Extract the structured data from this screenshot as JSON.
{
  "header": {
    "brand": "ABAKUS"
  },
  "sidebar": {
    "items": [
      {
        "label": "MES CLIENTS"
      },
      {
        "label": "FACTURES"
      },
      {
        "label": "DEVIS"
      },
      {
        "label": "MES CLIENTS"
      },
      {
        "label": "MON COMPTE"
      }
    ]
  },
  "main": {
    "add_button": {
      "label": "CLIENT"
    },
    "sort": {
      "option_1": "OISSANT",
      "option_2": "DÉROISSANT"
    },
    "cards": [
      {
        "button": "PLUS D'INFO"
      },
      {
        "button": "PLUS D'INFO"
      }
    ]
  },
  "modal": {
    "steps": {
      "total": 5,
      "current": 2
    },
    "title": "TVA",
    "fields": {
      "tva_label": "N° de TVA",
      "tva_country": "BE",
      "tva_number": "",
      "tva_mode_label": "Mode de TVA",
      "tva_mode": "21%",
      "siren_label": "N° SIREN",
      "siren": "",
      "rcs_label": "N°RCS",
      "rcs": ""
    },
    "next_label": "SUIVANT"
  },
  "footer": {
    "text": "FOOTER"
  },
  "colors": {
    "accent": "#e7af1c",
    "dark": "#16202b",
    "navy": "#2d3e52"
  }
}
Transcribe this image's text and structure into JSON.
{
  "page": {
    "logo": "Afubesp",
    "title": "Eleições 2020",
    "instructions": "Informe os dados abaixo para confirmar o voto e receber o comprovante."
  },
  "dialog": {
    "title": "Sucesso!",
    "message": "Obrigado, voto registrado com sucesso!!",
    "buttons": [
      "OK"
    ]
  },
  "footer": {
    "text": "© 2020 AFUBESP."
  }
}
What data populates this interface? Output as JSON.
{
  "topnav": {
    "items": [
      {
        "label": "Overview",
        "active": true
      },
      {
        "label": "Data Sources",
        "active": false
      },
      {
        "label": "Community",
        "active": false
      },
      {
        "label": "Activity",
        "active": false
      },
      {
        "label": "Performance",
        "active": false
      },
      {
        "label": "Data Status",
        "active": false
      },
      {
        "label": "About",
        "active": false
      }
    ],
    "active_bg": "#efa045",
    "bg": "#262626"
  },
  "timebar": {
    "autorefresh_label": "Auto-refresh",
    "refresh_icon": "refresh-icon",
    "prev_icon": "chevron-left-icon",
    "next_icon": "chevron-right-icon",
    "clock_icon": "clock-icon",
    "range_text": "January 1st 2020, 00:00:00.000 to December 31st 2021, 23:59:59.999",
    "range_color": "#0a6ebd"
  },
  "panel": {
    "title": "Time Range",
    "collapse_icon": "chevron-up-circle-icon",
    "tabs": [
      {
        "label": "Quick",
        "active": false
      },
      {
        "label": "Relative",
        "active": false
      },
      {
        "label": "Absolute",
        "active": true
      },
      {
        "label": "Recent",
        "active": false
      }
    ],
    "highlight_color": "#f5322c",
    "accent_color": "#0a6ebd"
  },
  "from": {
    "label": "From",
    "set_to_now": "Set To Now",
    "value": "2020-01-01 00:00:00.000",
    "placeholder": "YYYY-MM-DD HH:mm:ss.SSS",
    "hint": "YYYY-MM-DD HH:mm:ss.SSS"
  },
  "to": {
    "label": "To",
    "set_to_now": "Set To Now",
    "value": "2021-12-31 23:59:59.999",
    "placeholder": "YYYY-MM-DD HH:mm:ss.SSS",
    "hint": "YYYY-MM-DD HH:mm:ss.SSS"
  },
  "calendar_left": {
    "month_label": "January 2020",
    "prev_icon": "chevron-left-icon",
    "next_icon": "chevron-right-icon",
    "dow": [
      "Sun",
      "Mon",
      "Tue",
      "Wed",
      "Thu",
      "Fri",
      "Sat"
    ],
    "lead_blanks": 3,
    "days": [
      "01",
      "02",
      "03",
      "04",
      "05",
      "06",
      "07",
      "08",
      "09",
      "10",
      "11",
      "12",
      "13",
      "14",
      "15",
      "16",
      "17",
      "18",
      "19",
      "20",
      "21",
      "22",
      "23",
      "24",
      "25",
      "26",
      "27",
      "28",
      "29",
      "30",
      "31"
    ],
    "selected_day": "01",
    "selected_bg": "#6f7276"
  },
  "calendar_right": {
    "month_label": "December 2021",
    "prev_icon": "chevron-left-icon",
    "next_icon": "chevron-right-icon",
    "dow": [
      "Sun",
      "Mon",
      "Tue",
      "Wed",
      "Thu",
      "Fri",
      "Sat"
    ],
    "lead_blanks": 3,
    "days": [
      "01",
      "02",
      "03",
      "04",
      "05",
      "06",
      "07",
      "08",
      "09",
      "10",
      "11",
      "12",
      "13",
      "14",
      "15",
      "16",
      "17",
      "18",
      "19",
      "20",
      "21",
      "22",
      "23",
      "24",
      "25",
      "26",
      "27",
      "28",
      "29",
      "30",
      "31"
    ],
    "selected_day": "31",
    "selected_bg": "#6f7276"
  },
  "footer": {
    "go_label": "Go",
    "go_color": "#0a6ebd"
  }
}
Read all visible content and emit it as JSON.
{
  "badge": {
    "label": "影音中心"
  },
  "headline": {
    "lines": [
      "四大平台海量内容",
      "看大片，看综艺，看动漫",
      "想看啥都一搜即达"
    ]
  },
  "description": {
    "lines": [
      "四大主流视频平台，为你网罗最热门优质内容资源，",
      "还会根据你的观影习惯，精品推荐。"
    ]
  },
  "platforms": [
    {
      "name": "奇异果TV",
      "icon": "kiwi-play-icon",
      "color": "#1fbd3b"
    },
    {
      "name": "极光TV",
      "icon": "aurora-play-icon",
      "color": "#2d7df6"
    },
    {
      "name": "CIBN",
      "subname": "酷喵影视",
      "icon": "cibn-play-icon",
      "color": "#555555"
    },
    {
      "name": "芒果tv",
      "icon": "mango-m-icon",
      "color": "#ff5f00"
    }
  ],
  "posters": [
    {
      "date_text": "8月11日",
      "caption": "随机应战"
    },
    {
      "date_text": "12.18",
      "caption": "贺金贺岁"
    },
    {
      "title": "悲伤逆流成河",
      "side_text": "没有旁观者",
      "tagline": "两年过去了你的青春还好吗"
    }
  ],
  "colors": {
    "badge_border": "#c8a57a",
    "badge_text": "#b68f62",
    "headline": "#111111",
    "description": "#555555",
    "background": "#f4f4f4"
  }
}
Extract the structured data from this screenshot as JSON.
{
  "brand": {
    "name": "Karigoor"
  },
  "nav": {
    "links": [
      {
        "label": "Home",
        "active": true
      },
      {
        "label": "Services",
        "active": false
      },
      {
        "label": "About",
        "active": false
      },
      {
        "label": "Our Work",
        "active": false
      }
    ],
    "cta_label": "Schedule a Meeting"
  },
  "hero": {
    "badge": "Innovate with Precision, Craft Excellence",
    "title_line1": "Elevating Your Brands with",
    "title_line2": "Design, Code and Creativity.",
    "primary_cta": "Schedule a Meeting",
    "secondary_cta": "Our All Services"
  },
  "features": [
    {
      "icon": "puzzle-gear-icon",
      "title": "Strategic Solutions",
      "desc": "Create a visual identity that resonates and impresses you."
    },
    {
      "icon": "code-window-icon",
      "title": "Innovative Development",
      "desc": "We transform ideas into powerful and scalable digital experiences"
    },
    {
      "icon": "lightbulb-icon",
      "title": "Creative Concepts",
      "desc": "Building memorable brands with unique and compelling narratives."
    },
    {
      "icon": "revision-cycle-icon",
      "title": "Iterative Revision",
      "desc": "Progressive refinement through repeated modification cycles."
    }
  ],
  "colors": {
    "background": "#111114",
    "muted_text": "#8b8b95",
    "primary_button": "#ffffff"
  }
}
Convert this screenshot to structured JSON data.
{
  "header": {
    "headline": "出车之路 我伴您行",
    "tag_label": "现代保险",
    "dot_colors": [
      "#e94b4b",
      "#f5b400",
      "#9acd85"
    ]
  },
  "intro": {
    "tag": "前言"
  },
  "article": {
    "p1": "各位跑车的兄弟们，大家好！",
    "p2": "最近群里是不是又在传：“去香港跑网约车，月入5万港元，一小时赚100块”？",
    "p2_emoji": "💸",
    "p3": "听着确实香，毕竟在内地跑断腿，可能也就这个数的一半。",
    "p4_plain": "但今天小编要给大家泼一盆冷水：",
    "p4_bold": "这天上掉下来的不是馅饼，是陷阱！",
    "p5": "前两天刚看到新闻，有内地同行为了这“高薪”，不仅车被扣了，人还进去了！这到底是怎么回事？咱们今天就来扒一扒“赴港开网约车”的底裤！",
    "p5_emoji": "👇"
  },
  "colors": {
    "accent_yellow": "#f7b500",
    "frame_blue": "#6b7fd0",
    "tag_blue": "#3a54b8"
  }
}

------------------------------------------------------------------------

### TASK
Your answer should be a single number: the count of lines holding the word "refresh".

### TASK RESPONSE
2